Objectives: 1) To determine whether environmental and mosquito abundance variables could be used to explain fluctuations in the activity of Ross River (RR) virus, in the River Murray Valley of South Australia (SA). 2) To develop models at the local government spatial scale to understand local variability in RR activity factors.
Method: Notification data of RR virus positive serology, mosquito surveillance, meteorological and river height data were analysed for the period 1999 to 2006. Stepwise multiple regression was used to determine significant environmental factors and to create descriptive models.
Results: The three models developed for different regions of the Valley explained significant amounts of variation in notification rates (R(2) 0.77 - 0.98). Regional variation in the models was observed, with differences in significant mosquito species evident. Rainfall was a significant predictor of RR virus activity in two of the models, while the height of the River Murray was significant in the third. An overall model for the entire SA section of the Valley contained only time-lagged mosquito abundance variables (R(2) 0.52).
Conclusion: Although rainfall, river height and mosquito abundance are significant factors in determining RR virus activity, there are regional differences in this relationship.
Implications: The regional variability of RR virus activity drivers has been defined, and has implications for the forecasting of future activity in this part of SA. The models provided here can provide the foundation for an effective RR virus early warning system, but only if criteria for action, lines of responsibility and the resources required have been determined.

[Work task]
According to the Ross River virus abstract, which factor was significant in the third regional model, where rainfall was not?

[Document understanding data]
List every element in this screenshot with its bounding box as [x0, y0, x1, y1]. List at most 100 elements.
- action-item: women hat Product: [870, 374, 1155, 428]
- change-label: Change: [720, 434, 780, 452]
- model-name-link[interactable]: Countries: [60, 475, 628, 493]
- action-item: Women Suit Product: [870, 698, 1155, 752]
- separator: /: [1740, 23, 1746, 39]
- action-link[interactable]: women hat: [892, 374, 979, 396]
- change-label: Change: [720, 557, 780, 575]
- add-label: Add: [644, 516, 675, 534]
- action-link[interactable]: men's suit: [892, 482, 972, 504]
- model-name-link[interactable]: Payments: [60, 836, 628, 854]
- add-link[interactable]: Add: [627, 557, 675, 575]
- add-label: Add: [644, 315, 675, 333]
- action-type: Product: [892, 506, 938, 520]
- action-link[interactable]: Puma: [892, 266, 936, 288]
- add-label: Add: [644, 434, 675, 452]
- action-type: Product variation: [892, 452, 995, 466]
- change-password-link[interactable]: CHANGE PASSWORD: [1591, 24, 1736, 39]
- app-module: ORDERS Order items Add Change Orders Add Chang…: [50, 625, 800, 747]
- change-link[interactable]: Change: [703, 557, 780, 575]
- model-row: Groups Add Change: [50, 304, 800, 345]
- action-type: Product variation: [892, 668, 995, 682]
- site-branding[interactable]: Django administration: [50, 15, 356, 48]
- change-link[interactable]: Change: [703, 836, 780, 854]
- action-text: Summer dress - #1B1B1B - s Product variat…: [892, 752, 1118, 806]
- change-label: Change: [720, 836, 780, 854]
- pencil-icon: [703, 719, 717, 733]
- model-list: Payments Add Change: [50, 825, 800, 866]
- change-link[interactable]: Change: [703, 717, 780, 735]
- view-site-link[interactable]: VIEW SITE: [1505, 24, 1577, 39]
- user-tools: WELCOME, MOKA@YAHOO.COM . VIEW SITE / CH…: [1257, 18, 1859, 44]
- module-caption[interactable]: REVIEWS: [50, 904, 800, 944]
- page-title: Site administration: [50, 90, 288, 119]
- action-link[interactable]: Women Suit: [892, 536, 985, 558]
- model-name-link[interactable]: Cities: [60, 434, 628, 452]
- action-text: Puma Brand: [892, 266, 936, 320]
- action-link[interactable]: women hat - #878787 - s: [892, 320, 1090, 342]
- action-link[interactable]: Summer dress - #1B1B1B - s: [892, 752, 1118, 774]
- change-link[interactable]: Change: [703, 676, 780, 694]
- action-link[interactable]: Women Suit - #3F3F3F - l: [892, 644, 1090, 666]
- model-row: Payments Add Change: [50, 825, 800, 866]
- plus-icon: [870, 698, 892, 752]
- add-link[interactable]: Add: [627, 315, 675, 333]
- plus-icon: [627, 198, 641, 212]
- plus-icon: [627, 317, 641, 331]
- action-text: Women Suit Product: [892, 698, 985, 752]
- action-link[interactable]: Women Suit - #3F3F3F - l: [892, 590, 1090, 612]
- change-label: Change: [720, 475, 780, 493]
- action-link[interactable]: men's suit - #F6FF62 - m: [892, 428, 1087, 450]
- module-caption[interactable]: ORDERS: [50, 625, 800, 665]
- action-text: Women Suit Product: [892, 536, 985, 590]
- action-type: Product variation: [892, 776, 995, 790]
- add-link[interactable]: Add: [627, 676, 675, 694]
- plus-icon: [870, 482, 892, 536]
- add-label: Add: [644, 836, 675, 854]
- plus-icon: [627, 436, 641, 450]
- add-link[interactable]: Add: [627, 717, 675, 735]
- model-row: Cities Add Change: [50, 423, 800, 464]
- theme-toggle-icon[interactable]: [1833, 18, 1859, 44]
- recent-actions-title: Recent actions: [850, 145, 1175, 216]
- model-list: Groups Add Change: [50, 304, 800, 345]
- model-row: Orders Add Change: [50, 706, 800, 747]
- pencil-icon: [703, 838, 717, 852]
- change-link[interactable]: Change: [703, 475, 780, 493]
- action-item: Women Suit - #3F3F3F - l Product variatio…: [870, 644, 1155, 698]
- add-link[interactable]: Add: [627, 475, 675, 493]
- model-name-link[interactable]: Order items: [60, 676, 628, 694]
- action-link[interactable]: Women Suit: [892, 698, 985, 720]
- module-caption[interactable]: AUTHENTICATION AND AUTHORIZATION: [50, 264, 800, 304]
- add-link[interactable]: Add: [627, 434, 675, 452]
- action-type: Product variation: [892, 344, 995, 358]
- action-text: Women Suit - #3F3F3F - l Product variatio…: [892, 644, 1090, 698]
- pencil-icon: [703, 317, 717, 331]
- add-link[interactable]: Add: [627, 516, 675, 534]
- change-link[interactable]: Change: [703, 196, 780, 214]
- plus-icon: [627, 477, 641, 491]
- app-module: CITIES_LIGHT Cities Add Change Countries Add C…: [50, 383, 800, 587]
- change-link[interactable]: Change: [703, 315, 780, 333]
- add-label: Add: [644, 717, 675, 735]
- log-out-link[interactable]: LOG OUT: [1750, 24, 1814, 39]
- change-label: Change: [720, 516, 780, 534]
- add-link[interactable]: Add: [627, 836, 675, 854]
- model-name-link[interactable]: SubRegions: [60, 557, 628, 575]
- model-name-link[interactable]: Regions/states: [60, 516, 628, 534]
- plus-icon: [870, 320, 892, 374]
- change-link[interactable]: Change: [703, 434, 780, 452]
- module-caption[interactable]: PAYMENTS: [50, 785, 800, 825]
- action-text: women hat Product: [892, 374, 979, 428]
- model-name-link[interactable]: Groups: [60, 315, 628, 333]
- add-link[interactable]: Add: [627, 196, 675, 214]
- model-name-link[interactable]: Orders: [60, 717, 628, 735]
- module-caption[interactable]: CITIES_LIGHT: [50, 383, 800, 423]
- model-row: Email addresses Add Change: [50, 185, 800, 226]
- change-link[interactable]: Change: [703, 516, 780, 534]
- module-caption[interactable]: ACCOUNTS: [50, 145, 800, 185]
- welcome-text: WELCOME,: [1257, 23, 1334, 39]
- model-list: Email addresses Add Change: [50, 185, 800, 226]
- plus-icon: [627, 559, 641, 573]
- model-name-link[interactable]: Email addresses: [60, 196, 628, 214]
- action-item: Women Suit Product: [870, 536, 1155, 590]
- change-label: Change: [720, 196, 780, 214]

[Reply to the exercise]
The height of the River Murray.